Given data

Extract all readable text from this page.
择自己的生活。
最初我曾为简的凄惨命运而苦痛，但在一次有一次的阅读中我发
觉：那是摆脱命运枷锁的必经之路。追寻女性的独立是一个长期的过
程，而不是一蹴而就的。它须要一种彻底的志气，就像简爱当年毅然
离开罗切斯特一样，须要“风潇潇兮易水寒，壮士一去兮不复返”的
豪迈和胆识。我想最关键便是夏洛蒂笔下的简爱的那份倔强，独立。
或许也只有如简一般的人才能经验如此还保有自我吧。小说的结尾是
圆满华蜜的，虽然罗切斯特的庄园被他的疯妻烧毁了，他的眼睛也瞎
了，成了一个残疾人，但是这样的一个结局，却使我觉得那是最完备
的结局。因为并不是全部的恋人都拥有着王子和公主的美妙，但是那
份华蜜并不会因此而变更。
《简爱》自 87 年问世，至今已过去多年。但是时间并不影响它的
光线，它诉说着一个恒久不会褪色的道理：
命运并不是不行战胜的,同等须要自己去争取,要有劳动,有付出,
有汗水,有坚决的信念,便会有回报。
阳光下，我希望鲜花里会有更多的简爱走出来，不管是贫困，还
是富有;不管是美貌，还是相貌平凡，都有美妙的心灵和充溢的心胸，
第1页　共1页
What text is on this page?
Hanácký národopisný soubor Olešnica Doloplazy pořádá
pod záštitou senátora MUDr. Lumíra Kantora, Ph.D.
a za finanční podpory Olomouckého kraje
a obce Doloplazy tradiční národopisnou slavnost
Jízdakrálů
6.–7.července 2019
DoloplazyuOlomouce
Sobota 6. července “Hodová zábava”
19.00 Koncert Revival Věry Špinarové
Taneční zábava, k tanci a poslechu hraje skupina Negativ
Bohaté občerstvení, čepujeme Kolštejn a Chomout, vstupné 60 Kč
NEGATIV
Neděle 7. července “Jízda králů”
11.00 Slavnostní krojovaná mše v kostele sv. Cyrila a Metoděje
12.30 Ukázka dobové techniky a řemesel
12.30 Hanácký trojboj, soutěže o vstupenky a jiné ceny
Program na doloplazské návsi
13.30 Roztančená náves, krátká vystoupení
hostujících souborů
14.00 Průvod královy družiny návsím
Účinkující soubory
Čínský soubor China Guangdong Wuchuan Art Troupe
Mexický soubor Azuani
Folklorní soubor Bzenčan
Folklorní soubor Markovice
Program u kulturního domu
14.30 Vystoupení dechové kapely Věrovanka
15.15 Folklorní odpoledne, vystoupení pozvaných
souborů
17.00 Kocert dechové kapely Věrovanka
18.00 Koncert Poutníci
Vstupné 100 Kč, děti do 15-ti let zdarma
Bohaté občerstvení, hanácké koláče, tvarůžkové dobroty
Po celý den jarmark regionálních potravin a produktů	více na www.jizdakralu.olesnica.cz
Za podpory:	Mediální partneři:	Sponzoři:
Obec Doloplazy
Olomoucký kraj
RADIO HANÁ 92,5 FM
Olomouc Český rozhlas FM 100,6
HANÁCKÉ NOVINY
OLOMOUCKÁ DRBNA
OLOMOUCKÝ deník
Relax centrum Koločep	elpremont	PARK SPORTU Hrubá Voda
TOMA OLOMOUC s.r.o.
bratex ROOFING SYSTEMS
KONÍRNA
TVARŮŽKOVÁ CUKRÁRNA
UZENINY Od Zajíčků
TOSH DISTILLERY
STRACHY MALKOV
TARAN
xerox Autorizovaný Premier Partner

What you have to do
Lines of the material that contain the word "Koncert" are to be gathered.

Solution for this problem
19.00 Koncert Revival Věry Špinarové
18.00 Koncert Poutníci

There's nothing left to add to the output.